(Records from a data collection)
┏━━

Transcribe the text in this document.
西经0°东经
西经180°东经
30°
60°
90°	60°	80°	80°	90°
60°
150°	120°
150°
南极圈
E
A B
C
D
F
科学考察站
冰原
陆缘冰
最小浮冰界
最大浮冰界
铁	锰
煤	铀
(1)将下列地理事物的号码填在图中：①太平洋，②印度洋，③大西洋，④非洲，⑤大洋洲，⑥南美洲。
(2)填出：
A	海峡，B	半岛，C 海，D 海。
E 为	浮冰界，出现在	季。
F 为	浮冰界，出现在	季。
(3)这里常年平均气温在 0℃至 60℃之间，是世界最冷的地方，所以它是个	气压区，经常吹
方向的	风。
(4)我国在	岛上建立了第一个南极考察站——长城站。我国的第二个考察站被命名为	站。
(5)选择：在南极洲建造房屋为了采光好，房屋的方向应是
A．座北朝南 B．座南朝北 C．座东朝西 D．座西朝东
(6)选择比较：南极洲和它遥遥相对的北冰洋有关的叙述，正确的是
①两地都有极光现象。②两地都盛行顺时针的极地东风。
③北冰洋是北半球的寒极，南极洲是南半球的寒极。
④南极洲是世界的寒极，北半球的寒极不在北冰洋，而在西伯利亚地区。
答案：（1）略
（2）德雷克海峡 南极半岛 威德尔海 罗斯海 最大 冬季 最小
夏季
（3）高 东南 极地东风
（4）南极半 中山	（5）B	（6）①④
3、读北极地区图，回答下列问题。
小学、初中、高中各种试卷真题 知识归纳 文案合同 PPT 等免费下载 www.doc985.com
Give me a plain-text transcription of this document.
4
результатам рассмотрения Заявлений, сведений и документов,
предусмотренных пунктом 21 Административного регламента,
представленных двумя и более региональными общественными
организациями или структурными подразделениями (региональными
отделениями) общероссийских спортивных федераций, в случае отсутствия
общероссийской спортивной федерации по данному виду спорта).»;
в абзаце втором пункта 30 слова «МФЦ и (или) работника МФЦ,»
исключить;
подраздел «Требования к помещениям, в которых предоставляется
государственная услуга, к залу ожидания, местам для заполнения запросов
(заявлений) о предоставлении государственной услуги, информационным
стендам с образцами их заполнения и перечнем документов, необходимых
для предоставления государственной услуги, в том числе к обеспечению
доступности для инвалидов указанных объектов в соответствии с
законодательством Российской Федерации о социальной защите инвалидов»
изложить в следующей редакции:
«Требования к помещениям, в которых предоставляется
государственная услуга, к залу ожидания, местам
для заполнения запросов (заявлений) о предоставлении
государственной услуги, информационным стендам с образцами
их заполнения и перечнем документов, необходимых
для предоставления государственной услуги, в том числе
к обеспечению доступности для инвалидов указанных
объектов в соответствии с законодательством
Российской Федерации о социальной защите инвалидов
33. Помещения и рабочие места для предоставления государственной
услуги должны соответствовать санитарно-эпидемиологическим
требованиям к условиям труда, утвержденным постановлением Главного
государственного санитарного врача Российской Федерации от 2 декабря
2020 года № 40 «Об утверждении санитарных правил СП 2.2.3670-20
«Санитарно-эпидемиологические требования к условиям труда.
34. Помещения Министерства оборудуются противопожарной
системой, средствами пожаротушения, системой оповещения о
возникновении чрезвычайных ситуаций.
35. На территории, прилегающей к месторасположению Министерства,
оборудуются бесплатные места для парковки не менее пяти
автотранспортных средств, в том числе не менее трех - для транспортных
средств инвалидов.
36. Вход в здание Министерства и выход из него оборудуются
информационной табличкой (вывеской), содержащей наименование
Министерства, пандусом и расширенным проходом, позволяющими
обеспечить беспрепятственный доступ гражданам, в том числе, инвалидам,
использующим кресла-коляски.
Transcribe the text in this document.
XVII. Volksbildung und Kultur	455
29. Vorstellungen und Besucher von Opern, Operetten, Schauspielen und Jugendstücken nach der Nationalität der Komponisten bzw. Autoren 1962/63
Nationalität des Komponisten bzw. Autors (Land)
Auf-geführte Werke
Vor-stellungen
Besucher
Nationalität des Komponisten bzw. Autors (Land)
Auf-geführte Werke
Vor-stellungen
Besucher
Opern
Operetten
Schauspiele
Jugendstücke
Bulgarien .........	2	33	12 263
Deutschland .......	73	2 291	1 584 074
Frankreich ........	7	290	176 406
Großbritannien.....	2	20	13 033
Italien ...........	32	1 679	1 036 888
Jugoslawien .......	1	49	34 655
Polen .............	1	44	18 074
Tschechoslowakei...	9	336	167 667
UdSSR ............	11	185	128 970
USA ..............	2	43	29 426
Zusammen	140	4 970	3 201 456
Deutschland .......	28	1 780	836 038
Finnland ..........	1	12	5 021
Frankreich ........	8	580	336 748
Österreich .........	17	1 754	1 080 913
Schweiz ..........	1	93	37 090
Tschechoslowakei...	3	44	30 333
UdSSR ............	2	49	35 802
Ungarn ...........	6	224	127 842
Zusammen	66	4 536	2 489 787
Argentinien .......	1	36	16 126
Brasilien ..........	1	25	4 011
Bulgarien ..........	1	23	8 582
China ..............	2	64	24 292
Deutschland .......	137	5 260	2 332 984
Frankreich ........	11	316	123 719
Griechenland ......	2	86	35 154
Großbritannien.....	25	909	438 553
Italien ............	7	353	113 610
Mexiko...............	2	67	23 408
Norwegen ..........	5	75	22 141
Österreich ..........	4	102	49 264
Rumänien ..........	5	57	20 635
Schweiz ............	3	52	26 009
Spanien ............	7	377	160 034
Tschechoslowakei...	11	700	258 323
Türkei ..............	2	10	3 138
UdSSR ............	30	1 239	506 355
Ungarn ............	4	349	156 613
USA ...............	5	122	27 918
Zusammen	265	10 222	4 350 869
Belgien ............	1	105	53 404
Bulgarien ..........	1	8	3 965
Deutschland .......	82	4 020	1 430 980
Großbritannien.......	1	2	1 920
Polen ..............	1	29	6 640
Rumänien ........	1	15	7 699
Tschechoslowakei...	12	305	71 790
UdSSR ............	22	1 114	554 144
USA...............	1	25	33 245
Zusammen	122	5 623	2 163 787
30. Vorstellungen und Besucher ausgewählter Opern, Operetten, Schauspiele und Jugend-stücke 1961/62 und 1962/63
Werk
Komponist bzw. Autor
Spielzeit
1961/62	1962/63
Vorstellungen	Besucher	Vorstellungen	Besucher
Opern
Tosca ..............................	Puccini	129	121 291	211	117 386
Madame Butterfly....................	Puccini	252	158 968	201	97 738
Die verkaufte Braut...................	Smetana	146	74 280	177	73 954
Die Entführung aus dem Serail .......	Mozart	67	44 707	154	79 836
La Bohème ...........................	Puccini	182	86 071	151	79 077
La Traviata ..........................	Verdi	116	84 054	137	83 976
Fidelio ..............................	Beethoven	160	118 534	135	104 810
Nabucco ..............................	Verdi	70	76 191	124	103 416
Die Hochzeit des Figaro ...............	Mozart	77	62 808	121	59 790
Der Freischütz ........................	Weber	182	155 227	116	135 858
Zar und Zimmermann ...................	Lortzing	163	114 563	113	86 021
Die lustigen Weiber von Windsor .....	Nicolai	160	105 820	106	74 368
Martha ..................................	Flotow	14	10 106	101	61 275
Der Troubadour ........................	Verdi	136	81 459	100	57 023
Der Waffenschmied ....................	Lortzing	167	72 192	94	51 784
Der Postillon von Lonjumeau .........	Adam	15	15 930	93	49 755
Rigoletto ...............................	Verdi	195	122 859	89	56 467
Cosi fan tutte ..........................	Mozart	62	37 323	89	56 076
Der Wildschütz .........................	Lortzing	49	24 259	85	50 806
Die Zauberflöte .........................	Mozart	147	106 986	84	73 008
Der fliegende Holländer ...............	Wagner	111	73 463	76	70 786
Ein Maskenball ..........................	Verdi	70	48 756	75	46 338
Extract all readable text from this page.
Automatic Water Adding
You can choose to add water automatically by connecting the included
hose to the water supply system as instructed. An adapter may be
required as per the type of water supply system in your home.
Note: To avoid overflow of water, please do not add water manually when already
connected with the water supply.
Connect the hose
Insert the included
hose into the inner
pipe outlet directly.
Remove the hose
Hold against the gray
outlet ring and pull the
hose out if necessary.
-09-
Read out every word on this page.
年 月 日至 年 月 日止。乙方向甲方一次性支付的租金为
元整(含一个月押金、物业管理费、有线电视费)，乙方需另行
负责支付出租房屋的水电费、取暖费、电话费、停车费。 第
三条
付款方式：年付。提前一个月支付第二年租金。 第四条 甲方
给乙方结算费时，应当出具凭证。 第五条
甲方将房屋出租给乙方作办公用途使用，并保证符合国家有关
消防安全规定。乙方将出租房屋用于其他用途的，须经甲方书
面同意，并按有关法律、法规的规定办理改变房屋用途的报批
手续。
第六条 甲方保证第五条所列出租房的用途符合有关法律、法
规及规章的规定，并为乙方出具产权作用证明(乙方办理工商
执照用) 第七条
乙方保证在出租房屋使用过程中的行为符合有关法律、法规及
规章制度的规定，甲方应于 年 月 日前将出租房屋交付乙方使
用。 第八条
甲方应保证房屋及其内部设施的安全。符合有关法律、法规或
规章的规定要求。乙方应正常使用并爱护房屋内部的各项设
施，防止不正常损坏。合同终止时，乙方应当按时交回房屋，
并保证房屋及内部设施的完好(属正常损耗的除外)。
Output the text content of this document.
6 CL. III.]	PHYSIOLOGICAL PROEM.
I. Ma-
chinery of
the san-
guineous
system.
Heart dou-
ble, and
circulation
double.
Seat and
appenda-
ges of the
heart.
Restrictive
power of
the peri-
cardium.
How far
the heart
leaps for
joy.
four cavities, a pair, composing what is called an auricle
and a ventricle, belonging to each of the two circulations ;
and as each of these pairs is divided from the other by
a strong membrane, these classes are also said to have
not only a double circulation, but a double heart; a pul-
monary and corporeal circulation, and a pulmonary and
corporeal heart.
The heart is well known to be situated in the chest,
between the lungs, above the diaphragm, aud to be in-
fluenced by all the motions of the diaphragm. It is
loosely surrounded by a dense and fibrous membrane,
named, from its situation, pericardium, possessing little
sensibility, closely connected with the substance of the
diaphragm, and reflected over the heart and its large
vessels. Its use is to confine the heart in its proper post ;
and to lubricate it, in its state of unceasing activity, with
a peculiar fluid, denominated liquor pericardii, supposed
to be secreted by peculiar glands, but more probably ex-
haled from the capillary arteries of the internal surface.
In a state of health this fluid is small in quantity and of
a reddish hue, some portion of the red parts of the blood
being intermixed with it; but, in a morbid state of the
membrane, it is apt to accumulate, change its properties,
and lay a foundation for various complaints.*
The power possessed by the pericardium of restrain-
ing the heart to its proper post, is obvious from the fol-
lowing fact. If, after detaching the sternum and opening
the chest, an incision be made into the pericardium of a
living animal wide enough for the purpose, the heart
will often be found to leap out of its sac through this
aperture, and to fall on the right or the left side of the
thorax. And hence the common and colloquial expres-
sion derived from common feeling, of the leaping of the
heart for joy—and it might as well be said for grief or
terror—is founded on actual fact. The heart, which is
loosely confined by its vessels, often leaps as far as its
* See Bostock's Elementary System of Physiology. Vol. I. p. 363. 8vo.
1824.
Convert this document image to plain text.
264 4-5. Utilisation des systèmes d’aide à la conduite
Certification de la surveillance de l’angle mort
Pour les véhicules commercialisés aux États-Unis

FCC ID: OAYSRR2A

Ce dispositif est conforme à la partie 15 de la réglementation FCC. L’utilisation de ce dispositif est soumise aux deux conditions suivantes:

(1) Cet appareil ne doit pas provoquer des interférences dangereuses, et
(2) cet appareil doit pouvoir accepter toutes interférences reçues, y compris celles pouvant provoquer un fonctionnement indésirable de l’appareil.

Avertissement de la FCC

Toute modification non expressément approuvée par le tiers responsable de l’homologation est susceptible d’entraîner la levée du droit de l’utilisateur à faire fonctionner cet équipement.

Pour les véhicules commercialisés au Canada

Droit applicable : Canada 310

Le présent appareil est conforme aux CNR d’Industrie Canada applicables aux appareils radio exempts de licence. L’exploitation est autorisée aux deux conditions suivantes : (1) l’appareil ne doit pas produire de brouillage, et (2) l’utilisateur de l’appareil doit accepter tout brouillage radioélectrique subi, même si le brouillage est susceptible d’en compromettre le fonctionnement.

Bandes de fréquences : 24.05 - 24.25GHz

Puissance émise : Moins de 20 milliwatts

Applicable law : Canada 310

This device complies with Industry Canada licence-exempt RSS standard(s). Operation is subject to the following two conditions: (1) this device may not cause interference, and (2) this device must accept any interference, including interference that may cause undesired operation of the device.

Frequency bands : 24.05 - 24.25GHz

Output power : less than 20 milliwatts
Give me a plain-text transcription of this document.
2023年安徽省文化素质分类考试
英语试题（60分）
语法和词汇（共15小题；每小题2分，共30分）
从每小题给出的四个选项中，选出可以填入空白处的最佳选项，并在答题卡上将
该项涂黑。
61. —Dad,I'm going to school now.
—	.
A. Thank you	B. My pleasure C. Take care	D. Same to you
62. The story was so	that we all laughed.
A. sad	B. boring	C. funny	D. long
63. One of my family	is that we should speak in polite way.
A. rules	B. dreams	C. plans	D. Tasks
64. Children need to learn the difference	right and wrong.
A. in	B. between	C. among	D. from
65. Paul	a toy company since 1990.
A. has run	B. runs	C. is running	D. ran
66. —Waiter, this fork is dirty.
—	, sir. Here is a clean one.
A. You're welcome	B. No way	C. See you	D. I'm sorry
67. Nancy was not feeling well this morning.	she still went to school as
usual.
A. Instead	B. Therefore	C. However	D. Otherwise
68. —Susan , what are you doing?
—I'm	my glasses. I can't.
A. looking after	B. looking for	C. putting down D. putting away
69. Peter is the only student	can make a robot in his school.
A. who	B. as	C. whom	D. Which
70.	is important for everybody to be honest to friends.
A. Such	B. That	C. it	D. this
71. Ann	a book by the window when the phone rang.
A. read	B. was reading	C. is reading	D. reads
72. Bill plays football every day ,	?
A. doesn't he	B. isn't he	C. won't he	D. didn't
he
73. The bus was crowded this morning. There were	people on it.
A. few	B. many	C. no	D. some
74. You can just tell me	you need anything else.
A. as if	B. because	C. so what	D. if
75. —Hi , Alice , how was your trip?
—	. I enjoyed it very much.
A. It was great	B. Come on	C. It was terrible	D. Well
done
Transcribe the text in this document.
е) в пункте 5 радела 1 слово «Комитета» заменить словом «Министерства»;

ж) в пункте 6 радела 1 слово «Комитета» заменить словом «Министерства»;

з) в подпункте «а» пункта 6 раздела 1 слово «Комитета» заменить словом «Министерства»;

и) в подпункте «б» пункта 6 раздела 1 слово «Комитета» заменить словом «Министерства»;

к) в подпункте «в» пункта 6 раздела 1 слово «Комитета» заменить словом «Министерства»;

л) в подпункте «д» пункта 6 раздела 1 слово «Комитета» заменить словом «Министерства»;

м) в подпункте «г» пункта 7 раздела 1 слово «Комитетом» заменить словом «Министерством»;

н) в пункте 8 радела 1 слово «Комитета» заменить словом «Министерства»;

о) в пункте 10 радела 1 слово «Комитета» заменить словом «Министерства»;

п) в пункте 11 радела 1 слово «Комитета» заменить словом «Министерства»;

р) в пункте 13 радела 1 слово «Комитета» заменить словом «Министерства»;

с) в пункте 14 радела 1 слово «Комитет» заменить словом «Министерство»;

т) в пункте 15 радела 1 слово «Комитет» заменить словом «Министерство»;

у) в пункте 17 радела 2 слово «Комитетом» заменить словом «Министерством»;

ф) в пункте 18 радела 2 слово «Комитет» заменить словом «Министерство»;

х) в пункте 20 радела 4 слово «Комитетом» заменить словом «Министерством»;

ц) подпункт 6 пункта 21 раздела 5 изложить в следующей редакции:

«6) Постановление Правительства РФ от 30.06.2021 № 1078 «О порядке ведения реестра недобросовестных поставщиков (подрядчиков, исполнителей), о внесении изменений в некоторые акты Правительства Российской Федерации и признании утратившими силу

┗━━

## [WORK REQUIRED]
In the entries above, find the lines containing the word "often" and say how many there are, with no other words.

## [OUTPUT FOR THIS TASK]
2